SHORT EXERCISE:
Please give the data below again in full, exactly as it stands.

DATASET ENTRIES:
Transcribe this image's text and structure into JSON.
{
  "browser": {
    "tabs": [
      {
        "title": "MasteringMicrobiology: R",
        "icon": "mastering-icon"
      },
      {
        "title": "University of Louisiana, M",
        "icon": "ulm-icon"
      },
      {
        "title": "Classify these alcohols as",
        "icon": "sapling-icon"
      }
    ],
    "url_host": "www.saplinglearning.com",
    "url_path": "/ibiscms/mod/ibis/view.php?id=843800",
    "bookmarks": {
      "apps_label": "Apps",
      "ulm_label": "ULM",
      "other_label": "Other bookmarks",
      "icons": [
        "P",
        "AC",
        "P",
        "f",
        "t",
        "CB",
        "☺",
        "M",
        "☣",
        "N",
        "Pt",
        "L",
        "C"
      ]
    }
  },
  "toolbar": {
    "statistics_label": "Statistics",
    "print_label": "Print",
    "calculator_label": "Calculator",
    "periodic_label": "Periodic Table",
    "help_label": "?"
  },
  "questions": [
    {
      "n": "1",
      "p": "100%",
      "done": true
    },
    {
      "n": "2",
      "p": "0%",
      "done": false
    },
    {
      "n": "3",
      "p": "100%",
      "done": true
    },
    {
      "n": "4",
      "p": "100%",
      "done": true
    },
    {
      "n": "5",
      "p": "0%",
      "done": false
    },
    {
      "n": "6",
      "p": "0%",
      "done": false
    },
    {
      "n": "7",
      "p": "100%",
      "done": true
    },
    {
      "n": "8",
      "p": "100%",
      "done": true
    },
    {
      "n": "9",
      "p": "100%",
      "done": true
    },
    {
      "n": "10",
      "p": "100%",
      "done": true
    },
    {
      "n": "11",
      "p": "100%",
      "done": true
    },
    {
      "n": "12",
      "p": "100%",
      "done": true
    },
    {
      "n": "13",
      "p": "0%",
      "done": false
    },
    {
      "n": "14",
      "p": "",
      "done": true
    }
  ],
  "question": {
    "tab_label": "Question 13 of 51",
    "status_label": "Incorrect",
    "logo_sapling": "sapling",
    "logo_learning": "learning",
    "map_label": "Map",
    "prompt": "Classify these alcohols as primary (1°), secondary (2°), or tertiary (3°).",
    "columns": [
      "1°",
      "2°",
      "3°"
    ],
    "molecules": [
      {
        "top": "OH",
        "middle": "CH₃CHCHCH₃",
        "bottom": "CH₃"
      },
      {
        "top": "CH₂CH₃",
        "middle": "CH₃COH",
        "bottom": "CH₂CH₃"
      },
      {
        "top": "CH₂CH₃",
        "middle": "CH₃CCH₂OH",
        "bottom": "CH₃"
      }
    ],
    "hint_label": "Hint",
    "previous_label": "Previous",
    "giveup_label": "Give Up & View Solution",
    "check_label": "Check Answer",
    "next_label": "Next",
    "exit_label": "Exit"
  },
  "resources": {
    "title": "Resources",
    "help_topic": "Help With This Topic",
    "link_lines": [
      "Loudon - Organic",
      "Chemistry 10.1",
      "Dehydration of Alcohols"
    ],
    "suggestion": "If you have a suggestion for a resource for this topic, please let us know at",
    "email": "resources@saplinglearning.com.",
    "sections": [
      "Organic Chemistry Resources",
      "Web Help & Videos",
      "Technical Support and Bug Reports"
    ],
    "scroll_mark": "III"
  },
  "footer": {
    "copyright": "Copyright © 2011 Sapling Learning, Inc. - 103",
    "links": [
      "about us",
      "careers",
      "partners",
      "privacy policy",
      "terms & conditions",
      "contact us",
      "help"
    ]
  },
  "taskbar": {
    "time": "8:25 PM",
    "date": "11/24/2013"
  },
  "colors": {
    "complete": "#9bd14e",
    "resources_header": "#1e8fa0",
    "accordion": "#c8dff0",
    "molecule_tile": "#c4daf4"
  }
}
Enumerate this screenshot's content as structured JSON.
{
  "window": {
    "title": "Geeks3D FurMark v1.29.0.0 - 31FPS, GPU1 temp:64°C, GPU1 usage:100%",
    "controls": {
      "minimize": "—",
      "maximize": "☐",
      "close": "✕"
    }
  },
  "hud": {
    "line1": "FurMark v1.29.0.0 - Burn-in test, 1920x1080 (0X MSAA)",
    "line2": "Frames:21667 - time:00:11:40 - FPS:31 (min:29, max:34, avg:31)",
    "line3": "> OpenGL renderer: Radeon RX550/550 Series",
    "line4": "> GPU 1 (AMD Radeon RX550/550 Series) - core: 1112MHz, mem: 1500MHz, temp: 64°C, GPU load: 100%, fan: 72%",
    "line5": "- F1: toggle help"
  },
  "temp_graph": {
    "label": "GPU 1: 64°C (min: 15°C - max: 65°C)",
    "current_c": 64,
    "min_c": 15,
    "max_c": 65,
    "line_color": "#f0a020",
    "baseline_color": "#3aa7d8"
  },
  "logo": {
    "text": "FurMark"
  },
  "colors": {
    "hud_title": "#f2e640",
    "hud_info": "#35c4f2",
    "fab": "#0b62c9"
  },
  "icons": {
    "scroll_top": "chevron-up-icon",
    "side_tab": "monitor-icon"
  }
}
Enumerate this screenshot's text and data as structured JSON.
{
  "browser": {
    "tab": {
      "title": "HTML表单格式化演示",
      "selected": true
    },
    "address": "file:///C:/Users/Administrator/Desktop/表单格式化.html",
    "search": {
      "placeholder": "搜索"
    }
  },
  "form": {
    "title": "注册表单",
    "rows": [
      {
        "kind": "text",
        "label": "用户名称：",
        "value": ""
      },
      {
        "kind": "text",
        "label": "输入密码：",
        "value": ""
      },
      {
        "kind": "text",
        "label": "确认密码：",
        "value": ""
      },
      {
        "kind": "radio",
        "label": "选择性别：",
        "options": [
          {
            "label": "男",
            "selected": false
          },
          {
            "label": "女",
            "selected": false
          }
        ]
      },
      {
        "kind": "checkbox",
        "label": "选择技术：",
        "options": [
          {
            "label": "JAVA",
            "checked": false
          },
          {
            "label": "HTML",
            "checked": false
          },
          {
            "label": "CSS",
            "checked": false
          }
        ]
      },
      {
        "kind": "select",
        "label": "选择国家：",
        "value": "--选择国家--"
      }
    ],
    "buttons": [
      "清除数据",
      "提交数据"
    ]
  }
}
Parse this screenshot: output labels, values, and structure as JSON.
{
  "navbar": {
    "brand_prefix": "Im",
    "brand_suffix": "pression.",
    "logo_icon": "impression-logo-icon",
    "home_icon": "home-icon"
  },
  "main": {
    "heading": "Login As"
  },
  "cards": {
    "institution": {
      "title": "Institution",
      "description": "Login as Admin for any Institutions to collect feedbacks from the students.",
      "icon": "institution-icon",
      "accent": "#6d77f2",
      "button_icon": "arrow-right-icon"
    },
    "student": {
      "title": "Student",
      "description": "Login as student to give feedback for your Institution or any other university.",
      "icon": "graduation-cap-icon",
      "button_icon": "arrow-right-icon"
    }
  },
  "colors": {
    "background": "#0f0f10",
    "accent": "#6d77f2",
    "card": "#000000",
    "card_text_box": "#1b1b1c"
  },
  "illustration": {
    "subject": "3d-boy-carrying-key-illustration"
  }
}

EXPECTED ANSWER:
Transcribe this image's text and structure into JSON.
{
  "browser": {
    "tabs": [
      {
        "title": "MasteringMicrobiology: R",
        "icon": "mastering-icon"
      },
      {
        "title": "University of Louisiana, M",
        "icon": "ulm-icon"
      },
      {
        "title": "Classify these alcohols as",
        "icon": "sapling-icon"
      }
    ],
    "url_host": "www.saplinglearning.com",
    "url_path": "/ibiscms/mod/ibis/view.php?id=843800",
    "bookmarks": {
      "apps_label": "Apps",
      "ulm_label": "ULM",
      "other_label": "Other bookmarks",
      "icons": [
        "P",
        "AC",
        "P",
        "f",
        "t",
        "CB",
        "☺",
        "M",
        "☣",
        "N",
        "Pt",
        "L",
        "C"
      ]
    }
  },
  "toolbar": {
    "statistics_label": "Statistics",
    "print_label": "Print",
    "calculator_label": "Calculator",
    "periodic_label": "Periodic Table",
    "help_label": "?"
  },
  "questions": [
    {
      "n": "1",
      "p": "100%",
      "done": true
    },
    {
      "n": "2",
      "p": "0%",
      "done": false
    },
    {
      "n": "3",
      "p": "100%",
      "done": true
    },
    {
      "n": "4",
      "p": "100%",
      "done": true
    },
    {
      "n": "5",
      "p": "0%",
      "done": false
    },
    {
      "n": "6",
      "p": "0%",
      "done": false
    },
    {
      "n": "7",
      "p": "100%",
      "done": true
    },
    {
      "n": "8",
      "p": "100%",
      "done": true
    },
    {
      "n": "9",
      "p": "100%",
      "done": true
    },
    {
      "n": "10",
      "p": "100%",
      "done": true
    },
    {
      "n": "11",
      "p": "100%",
      "done": true
    },
    {
      "n": "12",
      "p": "100%",
      "done": true
    },
    {
      "n": "13",
      "p": "0%",
      "done": false
    },
    {
      "n": "14",
      "p": "",
      "done": true
    }
  ],
  "question": {
    "tab_label": "Question 13 of 51",
    "status_label": "Incorrect",
    "logo_sapling": "sapling",
    "logo_learning": "learning",
    "map_label": "Map",
    "prompt": "Classify these alcohols as primary (1°), secondary (2°), or tertiary (3°).",
    "columns": [
      "1°",
      "2°",
      "3°"
    ],
    "molecules": [
      {
        "top": "OH",
        "middle": "CH₃CHCHCH₃",
        "bottom": "CH₃"
      },
      {
        "top": "CH₂CH₃",
        "middle": "CH₃COH",
        "bottom": "CH₂CH₃"
      },
      {
        "top": "CH₂CH₃",
        "middle": "CH₃CCH₂OH",
        "bottom": "CH₃"
      }
    ],
    "hint_label": "Hint",
    "previous_label": "Previous",
    "giveup_label": "Give Up & View Solution",
    "check_label": "Check Answer",
    "next_label": "Next",
    "exit_label": "Exit"
  },
  "resources": {
    "title": "Resources",
    "help_topic": "Help With This Topic",
    "link_lines": [
      "Loudon - Organic",
      "Chemistry 10.1",
      "Dehydration of Alcohols"
    ],
    "suggestion": "If you have a suggestion for a resource for this topic, please let us know at",
    "email": "resources@saplinglearning.com.",
    "sections": [
      "Organic Chemistry Resources",
      "Web Help & Videos",
      "Technical Support and Bug Reports"
    ],
    "scroll_mark": "III"
  },
  "footer": {
    "copyright": "Copyright © 2011 Sapling Learning, Inc. - 103",
    "links": [
      "about us",
      "careers",
      "partners",
      "privacy policy",
      "terms & conditions",
      "contact us",
      "help"
    ]
  },
  "taskbar": {
    "time": "8:25 PM",
    "date": "11/24/2013"
  },
  "colors": {
    "complete": "#9bd14e",
    "resources_header": "#1e8fa0",
    "accordion": "#c8dff0",
    "molecule_tile": "#c4daf4"
  }
}
Enumerate this screenshot's content as structured JSON.
{
  "window": {
    "title": "Geeks3D FurMark v1.29.0.0 - 31FPS, GPU1 temp:64°C, GPU1 usage:100%",
    "controls": {
      "minimize": "—",
      "maximize": "☐",
      "close": "✕"
    }
  },
  "hud": {
    "line1": "FurMark v1.29.0.0 - Burn-in test, 1920x1080 (0X MSAA)",
    "line2": "Frames:21667 - time:00:11:40 - FPS:31 (min:29, max:34, avg:31)",
    "line3": "> OpenGL renderer: Radeon RX550/550 Series",
    "line4": "> GPU 1 (AMD Radeon RX550/550 Series) - core: 1112MHz, mem: 1500MHz, temp: 64°C, GPU load: 100%, fan: 72%",
    "line5": "- F1: toggle help"
  },
  "temp_graph": {
    "label": "GPU 1: 64°C (min: 15°C - max: 65°C)",
    "current_c": 64,
    "min_c": 15,
    "max_c": 65,
    "line_color": "#f0a020",
    "baseline_color": "#3aa7d8"
  },
  "logo": {
    "text": "FurMark"
  },
  "colors": {
    "hud_title": "#f2e640",
    "hud_info": "#35c4f2",
    "fab": "#0b62c9"
  },
  "icons": {
    "scroll_top": "chevron-up-icon",
    "side_tab": "monitor-icon"
  }
}
Enumerate this screenshot's text and data as structured JSON.
{
  "browser": {
    "tab": {
      "title": "HTML表单格式化演示",
      "selected": true
    },
    "address": "file:///C:/Users/Administrator/Desktop/表单格式化.html",
    "search": {
      "placeholder": "搜索"
    }
  },
  "form": {
    "title": "注册表单",
    "rows": [
      {
        "kind": "text",
        "label": "用户名称：",
        "value": ""
      },
      {
        "kind": "text",
        "label": "输入密码：",
        "value": ""
      },
      {
        "kind": "text",
        "label": "确认密码：",
        "value": ""
      },
      {
        "kind": "radio",
        "label": "选择性别：",
        "options": [
          {
            "label": "男",
            "selected": false
          },
          {
            "label": "女",
            "selected": false
          }
        ]
      },
      {
        "kind": "checkbox",
        "label": "选择技术：",
        "options": [
          {
            "label": "JAVA",
            "checked": false
          },
          {
            "label": "HTML",
            "checked": false
          },
          {
            "label": "CSS",
            "checked": false
          }
        ]
      },
      {
        "kind": "select",
        "label": "选择国家：",
        "value": "--选择国家--"
      }
    ],
    "buttons": [
      "清除数据",
      "提交数据"
    ]
  }
}
Parse this screenshot: output labels, values, and structure as JSON.
{
  "navbar": {
    "brand_prefix": "Im",
    "brand_suffix": "pression.",
    "logo_icon": "impression-logo-icon",
    "home_icon": "home-icon"
  },
  "main": {
    "heading": "Login As"
  },
  "cards": {
    "institution": {
      "title": "Institution",
      "description": "Login as Admin for any Institutions to collect feedbacks from the students.",
      "icon": "institution-icon",
      "accent": "#6d77f2",
      "button_icon": "arrow-right-icon"
    },
    "student": {
      "title": "Student",
      "description": "Login as student to give feedback for your Institution or any other university.",
      "icon": "graduation-cap-icon",
      "button_icon": "arrow-right-icon"
    }
  },
  "colors": {
    "background": "#0f0f10",
    "accent": "#6d77f2",
    "card": "#000000",
    "card_text_box": "#1b1b1c"
  },
  "illustration": {
    "subject": "3d-boy-carrying-key-illustration"
  }
}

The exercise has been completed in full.